Dataset excerpts:
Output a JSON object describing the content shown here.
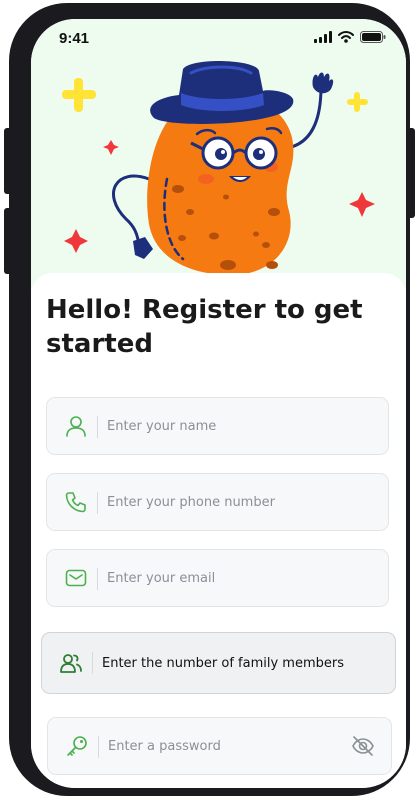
{
  "status_bar": {
    "time": "9:41"
  },
  "form": {
    "title": "Hello! Register to get started",
    "name_placeholder": "Enter your name",
    "phone_placeholder": "Enter your phone number",
    "email_placeholder": "Enter your email",
    "family_placeholder": "Enter the number of family members",
    "password_placeholder": "Enter a password"
  },
  "icons": {
    "name": "user-icon",
    "phone": "phone-icon",
    "email": "mail-icon",
    "family": "users-icon",
    "password": "key-icon",
    "visibility": "eye-off-icon"
  },
  "colors": {
    "hero_background": "#eefcef",
    "accent_green": "#4caf50",
    "mascot_orange": "#f57a12",
    "hat_navy": "#1d2e7a",
    "sparkle_yellow": "#ffe436",
    "sparkle_red": "#f0383a"
  }
}
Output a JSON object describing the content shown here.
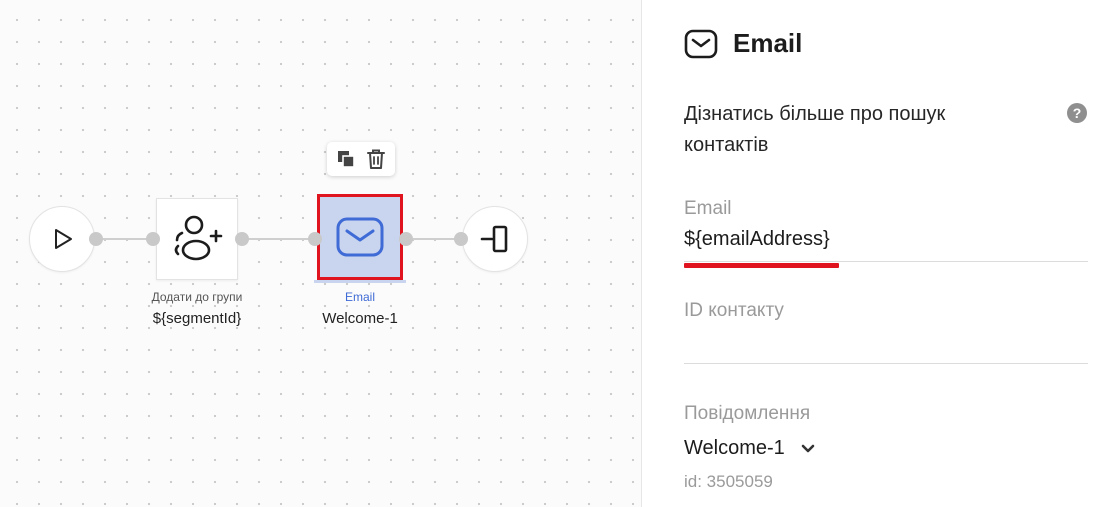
{
  "canvas": {
    "nodes": {
      "start": {
        "icon": "play-icon"
      },
      "add_to_group": {
        "icon": "add-user-group-icon",
        "type_label": "Додати до групи",
        "value": "${segmentId}"
      },
      "email": {
        "icon": "envelope-icon",
        "type_label": "Email",
        "value": "Welcome-1"
      },
      "exit": {
        "icon": "exit-icon"
      }
    },
    "toolbar": {
      "copy_icon": "copy-icon",
      "delete_icon": "trash-icon"
    },
    "colors": {
      "selected_fill": "#c9d4ef",
      "highlight": "#e0141f",
      "email_icon": "#3f6bd6",
      "email_label": "#3f6bd6"
    }
  },
  "panel": {
    "title": "Email",
    "title_icon": "envelope-icon",
    "help_text": "Дізнатись більше про пошук контактів",
    "help_icon": "question-icon",
    "fields": {
      "email": {
        "label": "Email",
        "value": "${emailAddress}"
      },
      "contact_id": {
        "label": "ID контакту",
        "value": ""
      },
      "message": {
        "label": "Повідомлення",
        "value": "Welcome-1",
        "id_text": "id: 3505059"
      }
    }
  }
}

# PROBLEM DETAILS
Can the entries above be repeated exactly, without their pictures?

# SOLUTION TO THIS EXERCISE
Output a JSON object describing the content shown here.
{
  "status_bar": {
    "time": "9:41"
  },
  "form": {
    "title": "Hello! Register to get started",
    "name_placeholder": "Enter your name",
    "phone_placeholder": "Enter your phone number",
    "email_placeholder": "Enter your email",
    "family_placeholder": "Enter the number of family members",
    "password_placeholder": "Enter a password"
  },
  "icons": {
    "name": "user-icon",
    "phone": "phone-icon",
    "email": "mail-icon",
    "family": "users-icon",
    "password": "key-icon",
    "visibility": "eye-off-icon"
  },
  "colors": {
    "hero_background": "#eefcef",
    "accent_green": "#4caf50",
    "mascot_orange": "#f57a12",
    "hat_navy": "#1d2e7a",
    "sparkle_yellow": "#ffe436",
    "sparkle_red": "#f0383a"
  }
}
Output a JSON object describing the content shown here.
{
  "canvas": {
    "nodes": {
      "start": {
        "icon": "play-icon"
      },
      "add_to_group": {
        "icon": "add-user-group-icon",
        "type_label": "Додати до групи",
        "value": "${segmentId}"
      },
      "email": {
        "icon": "envelope-icon",
        "type_label": "Email",
        "value": "Welcome-1"
      },
      "exit": {
        "icon": "exit-icon"
      }
    },
    "toolbar": {
      "copy_icon": "copy-icon",
      "delete_icon": "trash-icon"
    },
    "colors": {
      "selected_fill": "#c9d4ef",
      "highlight": "#e0141f",
      "email_icon": "#3f6bd6",
      "email_label": "#3f6bd6"
    }
  },
  "panel": {
    "title": "Email",
    "title_icon": "envelope-icon",
    "help_text": "Дізнатись більше про пошук контактів",
    "help_icon": "question-icon",
    "fields": {
      "email": {
        "label": "Email",
        "value": "${emailAddress}"
      },
      "contact_id": {
        "label": "ID контакту",
        "value": ""
      },
      "message": {
        "label": "Повідомлення",
        "value": "Welcome-1",
        "id_text": "id: 3505059"
      }
    }
  }
}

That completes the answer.